··· Text excerpt ···

"Every Morning" is a song by Swedish musician Basshunter from his fourth album, Bass Generation. The single was released on 21 September 2009.

Reception

Alex Miller from The Guardian said that "Every Morning" reminds McFly and criticized rhythms and lyrics. Miller also criticized the ending of music video. Alex Fletcher from Digital Spy said that despite the soft guitar jangle audible and some characteristics of the melody, it could be argued that "Every Morning" was a poor improvement over Now You're Gone – The Album. In conclusion he stated that because of the music video, lyrics and beats of the song "Every Morning" is an evolution rather than a revolution in Basshunter's development. Fletcher also noted that "Every Morning" is a little different from Basshunter usual style.

Music video
The video for "Every Morning" was filmed on location in Mallorca, and picks up where the smash "I Miss You" left off. Again starring with Aylar Lie, "Every Morning" sees Basshunter, Aylar and a group of their hot and vacuous young friends frolic happily on a boat in the Mediterranean as Basshunter tries to find the right moment to propose to Aylar, frequently thwarted by his friends frivolously wrestling him to the ground. However, when Aylar goes for a swim with her bikini-clad BFFs, they return screaming that she is lost at sea, to which Basshunter responds "where?!". The video ends on a cliffhanger, part of the continuing saga of the young lovers' troubled relationship.

··· Data extract ···

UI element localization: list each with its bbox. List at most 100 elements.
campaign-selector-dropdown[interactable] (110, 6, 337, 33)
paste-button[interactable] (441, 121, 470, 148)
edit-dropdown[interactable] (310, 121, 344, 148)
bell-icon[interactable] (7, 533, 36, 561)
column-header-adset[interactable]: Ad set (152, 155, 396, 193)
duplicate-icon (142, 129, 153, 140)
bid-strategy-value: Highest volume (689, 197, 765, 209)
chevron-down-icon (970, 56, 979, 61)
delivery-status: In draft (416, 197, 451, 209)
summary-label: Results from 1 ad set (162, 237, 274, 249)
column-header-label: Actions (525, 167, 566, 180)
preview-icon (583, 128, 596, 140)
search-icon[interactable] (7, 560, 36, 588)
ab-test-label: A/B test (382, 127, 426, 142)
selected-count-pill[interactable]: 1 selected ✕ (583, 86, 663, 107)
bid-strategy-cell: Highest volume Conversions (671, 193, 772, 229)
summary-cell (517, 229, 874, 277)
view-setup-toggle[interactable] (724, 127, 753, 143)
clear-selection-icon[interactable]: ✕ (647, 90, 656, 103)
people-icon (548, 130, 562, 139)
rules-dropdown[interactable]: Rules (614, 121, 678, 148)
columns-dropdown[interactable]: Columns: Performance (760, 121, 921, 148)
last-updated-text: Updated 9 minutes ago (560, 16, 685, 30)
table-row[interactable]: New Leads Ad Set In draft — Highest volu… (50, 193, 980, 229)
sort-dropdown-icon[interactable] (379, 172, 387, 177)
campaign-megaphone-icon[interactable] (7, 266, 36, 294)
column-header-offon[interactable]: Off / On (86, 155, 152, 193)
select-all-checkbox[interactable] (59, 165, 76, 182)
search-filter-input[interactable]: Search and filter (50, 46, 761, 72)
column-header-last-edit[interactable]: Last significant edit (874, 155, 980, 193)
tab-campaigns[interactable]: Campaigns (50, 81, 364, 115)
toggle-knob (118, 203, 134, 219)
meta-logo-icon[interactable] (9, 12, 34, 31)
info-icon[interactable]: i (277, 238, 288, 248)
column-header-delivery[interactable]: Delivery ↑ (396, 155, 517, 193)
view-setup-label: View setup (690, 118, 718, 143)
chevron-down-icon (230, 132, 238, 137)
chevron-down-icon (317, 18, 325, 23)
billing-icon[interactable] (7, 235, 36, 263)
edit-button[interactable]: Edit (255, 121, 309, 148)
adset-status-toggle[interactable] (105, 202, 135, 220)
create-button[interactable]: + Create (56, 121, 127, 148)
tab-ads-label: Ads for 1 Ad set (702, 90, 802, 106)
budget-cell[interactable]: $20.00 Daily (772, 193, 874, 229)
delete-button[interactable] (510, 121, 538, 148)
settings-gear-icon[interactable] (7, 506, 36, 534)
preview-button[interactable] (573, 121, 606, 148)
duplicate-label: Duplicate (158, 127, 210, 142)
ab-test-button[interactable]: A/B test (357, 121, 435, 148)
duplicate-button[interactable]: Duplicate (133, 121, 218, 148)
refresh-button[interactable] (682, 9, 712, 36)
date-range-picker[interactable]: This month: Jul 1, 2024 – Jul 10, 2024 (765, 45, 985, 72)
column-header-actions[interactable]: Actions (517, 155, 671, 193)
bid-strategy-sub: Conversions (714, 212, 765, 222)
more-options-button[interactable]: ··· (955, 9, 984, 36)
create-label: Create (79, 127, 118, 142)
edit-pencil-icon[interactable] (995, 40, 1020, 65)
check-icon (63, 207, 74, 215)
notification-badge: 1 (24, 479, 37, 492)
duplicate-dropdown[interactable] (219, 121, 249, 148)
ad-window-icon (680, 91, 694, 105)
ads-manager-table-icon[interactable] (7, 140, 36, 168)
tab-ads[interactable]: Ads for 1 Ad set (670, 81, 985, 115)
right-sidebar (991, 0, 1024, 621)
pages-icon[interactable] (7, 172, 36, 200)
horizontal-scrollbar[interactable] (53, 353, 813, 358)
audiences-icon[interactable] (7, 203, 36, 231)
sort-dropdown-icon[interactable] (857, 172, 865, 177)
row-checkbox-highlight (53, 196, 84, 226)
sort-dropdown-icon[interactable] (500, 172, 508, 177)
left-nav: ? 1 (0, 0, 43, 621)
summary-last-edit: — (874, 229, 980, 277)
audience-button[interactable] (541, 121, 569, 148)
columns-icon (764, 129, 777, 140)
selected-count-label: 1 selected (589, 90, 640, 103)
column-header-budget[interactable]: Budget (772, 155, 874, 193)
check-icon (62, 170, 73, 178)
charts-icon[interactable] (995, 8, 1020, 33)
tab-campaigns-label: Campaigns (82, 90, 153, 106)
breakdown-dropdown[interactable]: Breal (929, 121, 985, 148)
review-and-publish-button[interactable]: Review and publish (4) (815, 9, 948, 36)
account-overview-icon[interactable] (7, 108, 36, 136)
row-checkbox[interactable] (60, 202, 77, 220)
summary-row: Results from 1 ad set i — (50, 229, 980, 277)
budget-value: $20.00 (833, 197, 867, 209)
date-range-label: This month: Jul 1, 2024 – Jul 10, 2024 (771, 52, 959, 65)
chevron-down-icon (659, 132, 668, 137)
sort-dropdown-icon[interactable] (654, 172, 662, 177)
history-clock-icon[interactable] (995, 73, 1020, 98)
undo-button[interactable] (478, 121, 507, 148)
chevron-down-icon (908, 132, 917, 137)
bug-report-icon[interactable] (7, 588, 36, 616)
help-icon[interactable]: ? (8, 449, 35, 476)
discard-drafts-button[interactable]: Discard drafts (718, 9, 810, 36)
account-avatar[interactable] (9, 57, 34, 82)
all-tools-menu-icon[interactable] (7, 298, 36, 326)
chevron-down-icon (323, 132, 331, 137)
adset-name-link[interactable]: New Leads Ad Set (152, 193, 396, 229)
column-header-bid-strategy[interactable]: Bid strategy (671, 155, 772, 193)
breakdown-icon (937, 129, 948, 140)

···

What to work on –
**a)** In the text about the song "Every Morning," where was the music video filmed?
**b)** In the entries, starting at the beginning and ending at the line containing "chevron-down-icon (970, 56, 979, 61)", swap "Highest volume" for "Lowest cost" and reproduce those lines with nothing else changed.
The entries have nothing to do with the text about the song.

Responses for each task –
**a)** On location in Mallorca.

**b)**
UI element localization: list each with its bbox. List at most 100 elements.
campaign-selector-dropdown[interactable] (110, 6, 337, 33)
paste-button[interactable] (441, 121, 470, 148)
edit-dropdown[interactable] (310, 121, 344, 148)
bell-icon[interactable] (7, 533, 36, 561)
column-header-adset[interactable]: Ad set (152, 155, 396, 193)
duplicate-icon (142, 129, 153, 140)
bid-strategy-value: Lowest cost (689, 197, 765, 209)
chevron-down-icon (970, 56, 979, 61)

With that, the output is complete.